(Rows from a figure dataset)
____
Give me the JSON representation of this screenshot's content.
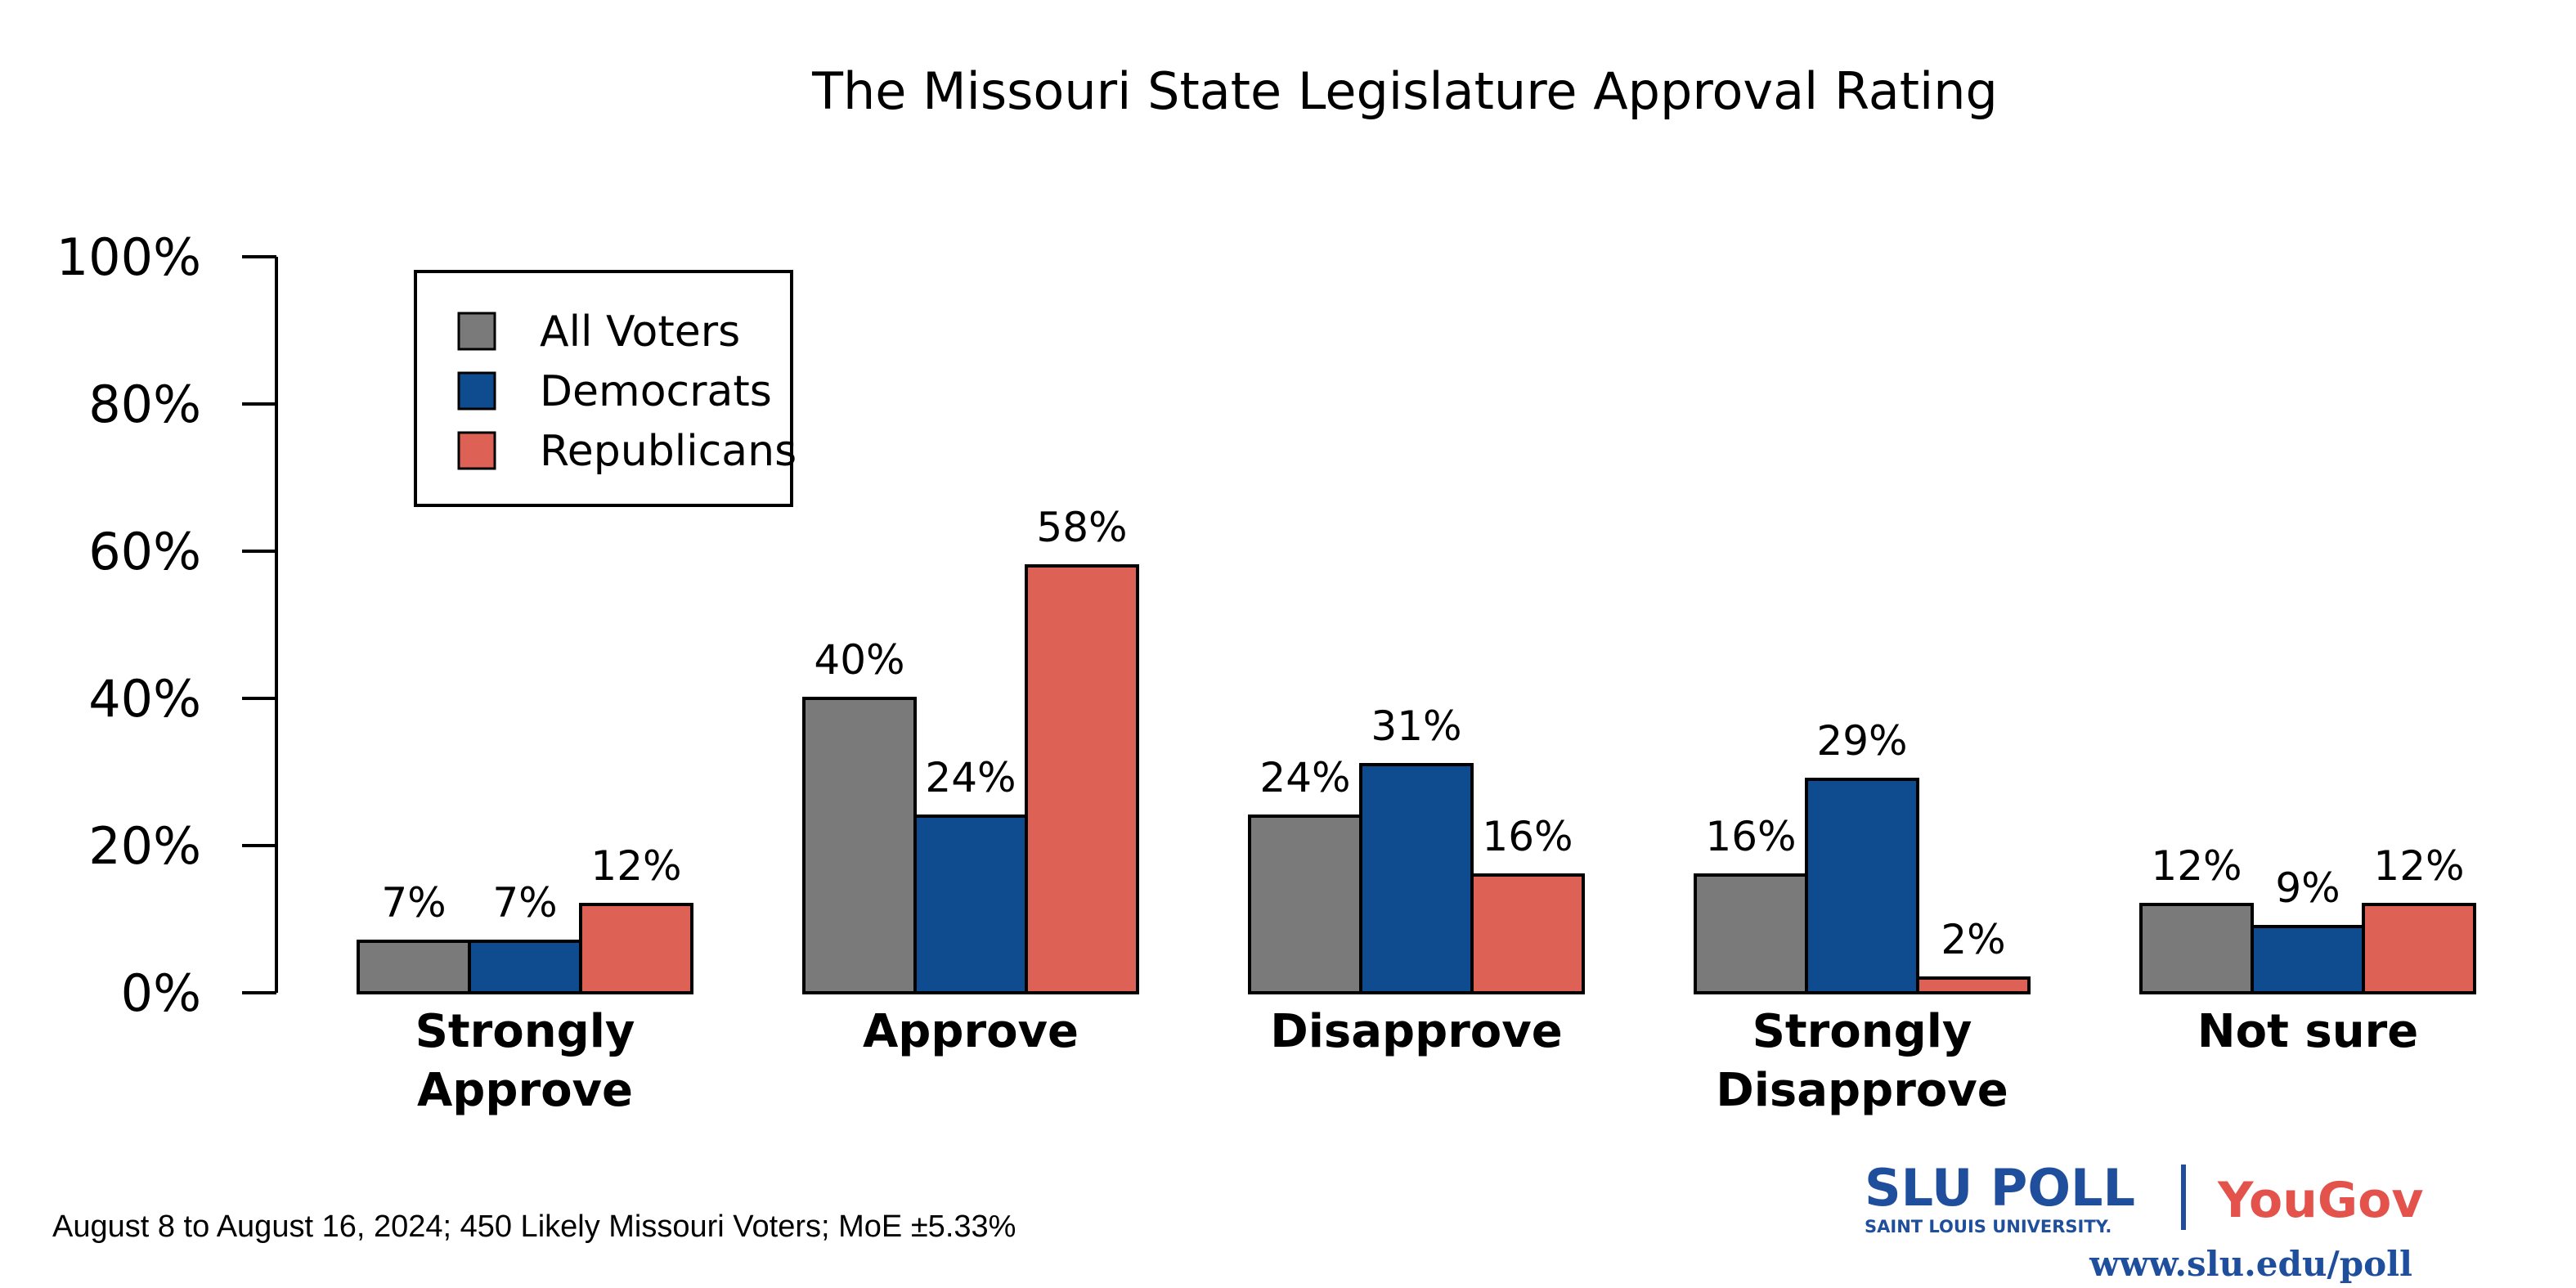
{
  "chart_data": {
    "type": "bar",
    "title": "The Missouri State Legislature Approval Rating",
    "categories": [
      [
        "Strongly",
        "Approve"
      ],
      [
        "Approve"
      ],
      [
        "Disapprove"
      ],
      [
        "Strongly",
        "Disapprove"
      ],
      [
        "Not sure"
      ]
    ],
    "series": [
      {
        "name": "All Voters",
        "color": "#7a7a7a",
        "values": [
          7,
          40,
          24,
          16,
          12
        ]
      },
      {
        "name": "Democrats",
        "color": "#0f4c8f",
        "values": [
          7,
          24,
          31,
          29,
          9
        ]
      },
      {
        "name": "Republicans",
        "color": "#de6155",
        "values": [
          12,
          58,
          16,
          2,
          12
        ]
      }
    ],
    "value_labels": [
      [
        "7%",
        "40%",
        "24%",
        "16%",
        "12%"
      ],
      [
        "7%",
        "24%",
        "31%",
        "29%",
        "9%"
      ],
      [
        "12%",
        "58%",
        "16%",
        "2%",
        "12%"
      ]
    ],
    "ylim": [
      0,
      100
    ],
    "yticks": [
      0,
      20,
      40,
      60,
      80,
      100
    ],
    "ytick_labels": [
      "0%",
      "20%",
      "40%",
      "60%",
      "80%",
      "100%"
    ],
    "legend_position": "top-left"
  },
  "footnote": "August 8 to August 16, 2024; 450 Likely Missouri Voters; MoE ±5.33%",
  "branding": {
    "slu_poll": "SLU POLL",
    "slu_sub": "SAINT LOUIS UNIVERSITY.",
    "yougov": "YouGov",
    "url": "www.slu.edu/poll"
  }
}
____
• [To do] Print the complete listing exactly as it stands, without its pictures.

• [The answer]
Give me the JSON representation of this screenshot's content.
{
  "chart_data": {
    "type": "bar",
    "title": "The Missouri State Legislature Approval Rating",
    "categories": [
      [
        "Strongly",
        "Approve"
      ],
      [
        "Approve"
      ],
      [
        "Disapprove"
      ],
      [
        "Strongly",
        "Disapprove"
      ],
      [
        "Not sure"
      ]
    ],
    "series": [
      {
        "name": "All Voters",
        "color": "#7a7a7a",
        "values": [
          7,
          40,
          24,
          16,
          12
        ]
      },
      {
        "name": "Democrats",
        "color": "#0f4c8f",
        "values": [
          7,
          24,
          31,
          29,
          9
        ]
      },
      {
        "name": "Republicans",
        "color": "#de6155",
        "values": [
          12,
          58,
          16,
          2,
          12
        ]
      }
    ],
    "value_labels": [
      [
        "7%",
        "40%",
        "24%",
        "16%",
        "12%"
      ],
      [
        "7%",
        "24%",
        "31%",
        "29%",
        "9%"
      ],
      [
        "12%",
        "58%",
        "16%",
        "2%",
        "12%"
      ]
    ],
    "ylim": [
      0,
      100
    ],
    "yticks": [
      0,
      20,
      40,
      60,
      80,
      100
    ],
    "ytick_labels": [
      "0%",
      "20%",
      "40%",
      "60%",
      "80%",
      "100%"
    ],
    "legend_position": "top-left"
  },
  "footnote": "August 8 to August 16, 2024; 450 Likely Missouri Voters; MoE ±5.33%",
  "branding": {
    "slu_poll": "SLU POLL",
    "slu_sub": "SAINT LOUIS UNIVERSITY.",
    "yougov": "YouGov",
    "url": "www.slu.edu/poll"
  }
}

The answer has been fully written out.